Stated problem. Your task is to restate the data word for word.
Start Material for the task
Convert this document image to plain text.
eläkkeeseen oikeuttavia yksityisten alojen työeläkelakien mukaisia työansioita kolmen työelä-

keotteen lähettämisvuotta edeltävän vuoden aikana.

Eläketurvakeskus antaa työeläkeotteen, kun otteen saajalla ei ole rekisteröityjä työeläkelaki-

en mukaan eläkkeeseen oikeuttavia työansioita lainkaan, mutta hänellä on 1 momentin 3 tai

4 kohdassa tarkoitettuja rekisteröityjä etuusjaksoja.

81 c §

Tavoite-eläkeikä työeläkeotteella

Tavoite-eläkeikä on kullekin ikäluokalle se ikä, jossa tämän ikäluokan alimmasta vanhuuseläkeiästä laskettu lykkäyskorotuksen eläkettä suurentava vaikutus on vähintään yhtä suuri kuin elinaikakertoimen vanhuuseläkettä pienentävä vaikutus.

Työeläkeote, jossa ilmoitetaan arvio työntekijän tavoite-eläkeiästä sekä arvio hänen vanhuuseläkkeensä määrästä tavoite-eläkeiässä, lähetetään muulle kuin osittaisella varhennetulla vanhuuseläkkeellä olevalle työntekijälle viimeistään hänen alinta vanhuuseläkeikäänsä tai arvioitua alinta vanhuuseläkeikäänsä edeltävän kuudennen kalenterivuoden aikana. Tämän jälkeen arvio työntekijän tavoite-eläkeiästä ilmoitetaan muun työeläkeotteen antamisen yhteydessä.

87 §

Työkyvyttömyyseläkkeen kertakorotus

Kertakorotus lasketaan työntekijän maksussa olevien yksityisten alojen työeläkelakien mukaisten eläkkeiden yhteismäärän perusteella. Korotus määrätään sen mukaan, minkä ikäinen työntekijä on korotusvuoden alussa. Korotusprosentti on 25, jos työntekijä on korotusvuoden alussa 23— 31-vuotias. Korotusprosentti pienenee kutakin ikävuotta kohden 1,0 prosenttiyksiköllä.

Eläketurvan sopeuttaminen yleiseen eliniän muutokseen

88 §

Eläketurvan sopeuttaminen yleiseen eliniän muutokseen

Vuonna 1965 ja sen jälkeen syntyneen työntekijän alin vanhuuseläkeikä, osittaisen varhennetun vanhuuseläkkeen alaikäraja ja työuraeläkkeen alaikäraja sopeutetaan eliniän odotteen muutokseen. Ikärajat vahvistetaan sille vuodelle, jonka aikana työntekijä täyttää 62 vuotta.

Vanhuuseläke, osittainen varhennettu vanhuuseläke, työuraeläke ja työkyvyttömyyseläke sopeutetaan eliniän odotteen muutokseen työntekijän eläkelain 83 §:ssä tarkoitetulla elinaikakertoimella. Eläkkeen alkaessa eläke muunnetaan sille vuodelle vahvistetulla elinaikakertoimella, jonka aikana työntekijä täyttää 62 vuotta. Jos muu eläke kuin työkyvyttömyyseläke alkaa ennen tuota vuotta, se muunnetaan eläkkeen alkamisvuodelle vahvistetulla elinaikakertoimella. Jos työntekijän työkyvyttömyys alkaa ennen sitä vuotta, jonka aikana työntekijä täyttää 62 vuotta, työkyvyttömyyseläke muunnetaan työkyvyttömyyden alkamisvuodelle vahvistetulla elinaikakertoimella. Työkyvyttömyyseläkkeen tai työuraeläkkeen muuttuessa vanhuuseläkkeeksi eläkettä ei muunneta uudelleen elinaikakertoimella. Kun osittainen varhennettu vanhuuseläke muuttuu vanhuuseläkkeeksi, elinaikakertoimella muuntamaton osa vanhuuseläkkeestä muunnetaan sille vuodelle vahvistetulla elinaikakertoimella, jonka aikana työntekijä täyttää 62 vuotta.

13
End Material for the task
Response for this exercise.
Convert this document image to plain text.
eläkkeeseen oikeuttavia yksityisten alojen työeläkelakien mukaisia työansioita kolmen työelä-

keotteen lähettämisvuotta edeltävän vuoden aikana.

Eläketurvakeskus antaa työeläkeotteen, kun otteen saajalla ei ole rekisteröityjä työeläkelaki-

en mukaan eläkkeeseen oikeuttavia työansioita lainkaan, mutta hänellä on 1 momentin 3 tai

4 kohdassa tarkoitettuja rekisteröityjä etuusjaksoja.

81 c §

Tavoite-eläkeikä työeläkeotteella

Tavoite-eläkeikä on kullekin ikäluokalle se ikä, jossa tämän ikäluokan alimmasta vanhuuseläkeiästä laskettu lykkäyskorotuksen eläkettä suurentava vaikutus on vähintään yhtä suuri kuin elinaikakertoimen vanhuuseläkettä pienentävä vaikutus.

Työeläkeote, jossa ilmoitetaan arvio työntekijän tavoite-eläkeiästä sekä arvio hänen vanhuuseläkkeensä määrästä tavoite-eläkeiässä, lähetetään muulle kuin osittaisella varhennetulla vanhuuseläkkeellä olevalle työntekijälle viimeistään hänen alinta vanhuuseläkeikäänsä tai arvioitua alinta vanhuuseläkeikäänsä edeltävän kuudennen kalenterivuoden aikana. Tämän jälkeen arvio työntekijän tavoite-eläkeiästä ilmoitetaan muun työeläkeotteen antamisen yhteydessä.

87 §

Työkyvyttömyyseläkkeen kertakorotus

Kertakorotus lasketaan työntekijän maksussa olevien yksityisten alojen työeläkelakien mukaisten eläkkeiden yhteismäärän perusteella. Korotus määrätään sen mukaan, minkä ikäinen työntekijä on korotusvuoden alussa. Korotusprosentti on 25, jos työntekijä on korotusvuoden alussa 23— 31-vuotias. Korotusprosentti pienenee kutakin ikävuotta kohden 1,0 prosenttiyksiköllä.

Eläketurvan sopeuttaminen yleiseen eliniän muutokseen

88 §

Eläketurvan sopeuttaminen yleiseen eliniän muutokseen

Vuonna 1965 ja sen jälkeen syntyneen työntekijän alin vanhuuseläkeikä, osittaisen varhennetun vanhuuseläkkeen alaikäraja ja työuraeläkkeen alaikäraja sopeutetaan eliniän odotteen muutokseen. Ikärajat vahvistetaan sille vuodelle, jonka aikana työntekijä täyttää 62 vuotta.

Vanhuuseläke, osittainen varhennettu vanhuuseläke, työuraeläke ja työkyvyttömyyseläke sopeutetaan eliniän odotteen muutokseen työntekijän eläkelain 83 §:ssä tarkoitetulla elinaikakertoimella. Eläkkeen alkaessa eläke muunnetaan sille vuodelle vahvistetulla elinaikakertoimella, jonka aikana työntekijä täyttää 62 vuotta. Jos muu eläke kuin työkyvyttömyyseläke alkaa ennen tuota vuotta, se muunnetaan eläkkeen alkamisvuodelle vahvistetulla elinaikakertoimella. Jos työntekijän työkyvyttömyys alkaa ennen sitä vuotta, jonka aikana työntekijä täyttää 62 vuotta, työkyvyttömyyseläke muunnetaan työkyvyttömyyden alkamisvuodelle vahvistetulla elinaikakertoimella. Työkyvyttömyyseläkkeen tai työuraeläkkeen muuttuessa vanhuuseläkkeeksi eläkettä ei muunneta uudelleen elinaikakertoimella. Kun osittainen varhennettu vanhuuseläke muuttuu vanhuuseläkkeeksi, elinaikakertoimella muuntamaton osa vanhuuseläkkeestä muunnetaan sille vuodelle vahvistetulla elinaikakertoimella, jonka aikana työntekijä täyttää 62 vuotta.

13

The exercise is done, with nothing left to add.